### Tâche demandée A
Dans l'extrait sur les combats de 1914 en Afrique centrale, condensez le paragraphe qui commence par « A 16h45, Coco Beach » en conservant ses faits principaux.

### Extrait à lire
-----

Un bâtiment de l'entreprise française Total à Port-Gentil, au Gabon, le 19 janvier 2017.
Un bâtiment de l'entreprise française Total à Port-Gentil, au Gabon, le 19 janvier 2017.

"A 16h45, Coco Beach était redevenu terre française” : le 21 septembre 1914, deux mois après le début de la Grande guerre, des combats aujourd'hui oubliés ont eu lieu loin d'Europe, dans les colonies française et allemande d'Afrique centrale.

"La prise de Coco Beach, chef-lieu du territoire allemand du Muni (actuel Gabon), est un des plus heureux épisodes des combats livrés en Afrique depuis le commencement de la guerre", rapportait à l'époque le journal L'Illustration, seule publication à faire état en métropole de ces combats.

-----

### Données fournies

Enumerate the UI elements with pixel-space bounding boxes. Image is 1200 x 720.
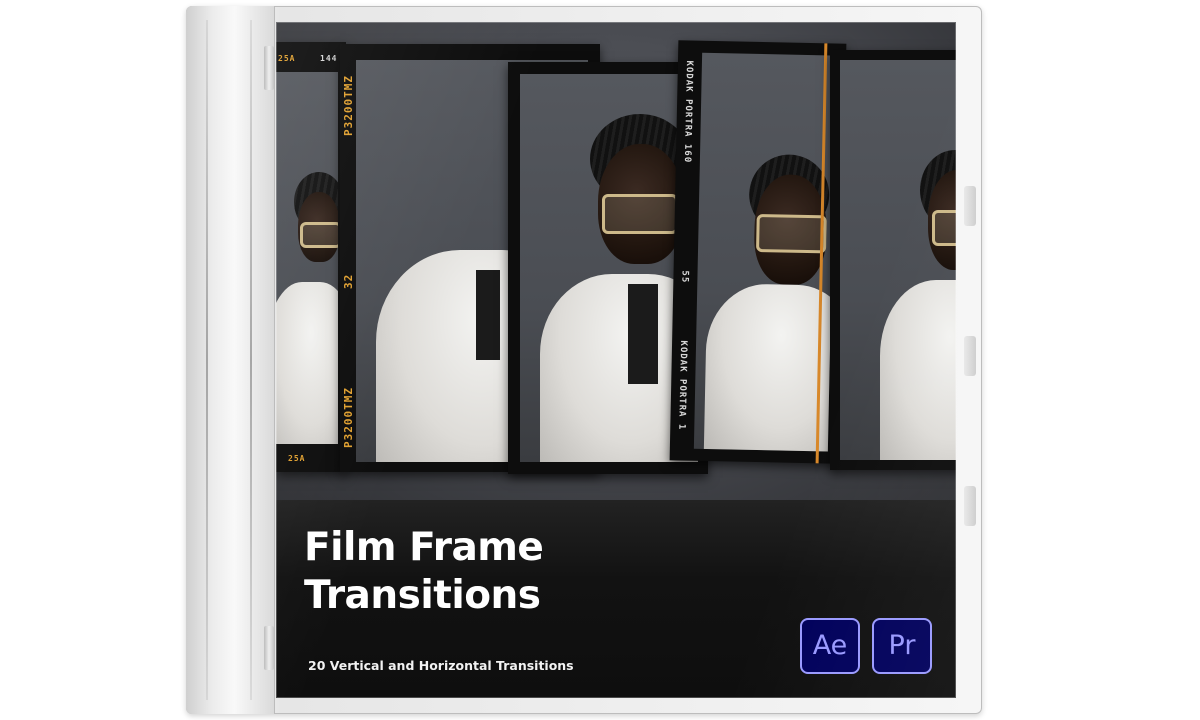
film-photo-collage: 25A 144 25A P3200TMZ 32 P3200TMZ KODAK P… xyxy=(276,22,956,500)
premiere-pro-icon: Pr xyxy=(872,618,932,674)
after-effects-icon: Ae xyxy=(800,618,860,674)
film-shot xyxy=(693,52,837,452)
film-stock-label: P3200TMZ xyxy=(342,387,355,448)
product-subtitle: 20 Vertical and Horizontal Transitions xyxy=(308,658,574,673)
film-stock-label: P3200TMZ xyxy=(342,75,355,136)
album-cover: 25A 144 25A P3200TMZ 32 P3200TMZ KODAK P… xyxy=(276,22,956,698)
frame-number: 32 xyxy=(342,273,355,289)
film-frame-4 xyxy=(830,50,956,470)
case-tab xyxy=(964,486,976,526)
case-tab xyxy=(964,336,976,376)
film-frame-left: 25A 144 25A xyxy=(276,42,346,472)
case-hinge xyxy=(264,46,274,90)
product-mockup: 25A 144 25A P3200TMZ 32 P3200TMZ KODAK P… xyxy=(0,0,1200,720)
film-shot xyxy=(840,60,956,460)
spine-ridge xyxy=(206,20,208,700)
case-tab xyxy=(964,186,976,226)
frame-code-bottom: 25A xyxy=(288,454,306,463)
portrait-figure xyxy=(840,60,956,460)
frame-code-top: 25A xyxy=(278,54,296,63)
kodak-frame-number: 55 xyxy=(679,270,690,284)
film-frame-3: KODAK PORTRA 160 55 KODAK PORTRA 1 xyxy=(669,40,847,464)
kodak-label-top: KODAK PORTRA 160 xyxy=(681,60,694,164)
title-line-1: Film Frame xyxy=(304,525,544,570)
product-title: Film Frame Transitions xyxy=(304,524,544,620)
title-band: Film Frame Transitions 20 Vertical and H… xyxy=(276,500,956,698)
kodak-label-bottom: KODAK PORTRA 1 xyxy=(676,340,689,431)
film-shot xyxy=(276,72,338,444)
portrait-figure xyxy=(694,53,837,452)
case-spine xyxy=(186,6,275,714)
case-hinge xyxy=(264,626,274,670)
frame-code-top-right: 144 xyxy=(320,54,338,63)
title-line-2: Transitions xyxy=(304,573,541,618)
spine-ridge xyxy=(250,20,252,700)
portrait-figure xyxy=(276,72,338,444)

-----

### Tâche demandée B
Modifiez les lignes des rangées, de celle qui contient « film-photo-collage: 25A 144 » jusqu'à celle qui contient « title-line-1: Film Frame », en remplaçant « case-tab » par « case-clip » sans rien changer d'autre. Ne redonnez que ces lignes.

### Réponse complète A
Le 21 septembre 1914, deux mois après le début de la Grande guerre, des combats aujourd'hui oubliés ont eu lieu dans les colonies française et allemande d'Afrique centrale ; à 16h45, Coco Beach était redevenu terre française.

### Réponse complète B
film-photo-collage: 25A 144 25A P3200TMZ 32 P3200TMZ KODAK P… xyxy=(276,22,956,500)
premiere-pro-icon: Pr xyxy=(872,618,932,674)
after-effects-icon: Ae xyxy=(800,618,860,674)
film-shot xyxy=(693,52,837,452)
film-stock-label: P3200TMZ xyxy=(342,387,355,448)
product-subtitle: 20 Vertical and Horizontal Transitions xyxy=(308,658,574,673)
film-stock-label: P3200TMZ xyxy=(342,75,355,136)
album-cover: 25A 144 25A P3200TMZ 32 P3200TMZ KODAK P… xyxy=(276,22,956,698)
frame-number: 32 xyxy=(342,273,355,289)
film-frame-4 xyxy=(830,50,956,470)
case-clip xyxy=(964,486,976,526)
case-clip xyxy=(964,336,976,376)
film-frame-left: 25A 144 25A xyxy=(276,42,346,472)
case-hinge xyxy=(264,46,274,90)
product-mockup: 25A 144 25A P3200TMZ 32 P3200TMZ KODAK P… xyxy=(0,0,1200,720)
film-shot xyxy=(840,60,956,460)
spine-ridge xyxy=(206,20,208,700)
case-clip xyxy=(964,186,976,226)
frame-code-bottom: 25A xyxy=(288,454,306,463)
portrait-figure xyxy=(840,60,956,460)
frame-code-top: 25A xyxy=(278,54,296,63)
kodak-frame-number: 55 xyxy=(679,270,690,284)
film-frame-3: KODAK PORTRA 160 55 KODAK PORTRA 1 xyxy=(669,40,847,464)
kodak-label-top: KODAK PORTRA 160 xyxy=(681,60,694,164)
title-line-1: Film Frame xyxy=(304,525,544,570)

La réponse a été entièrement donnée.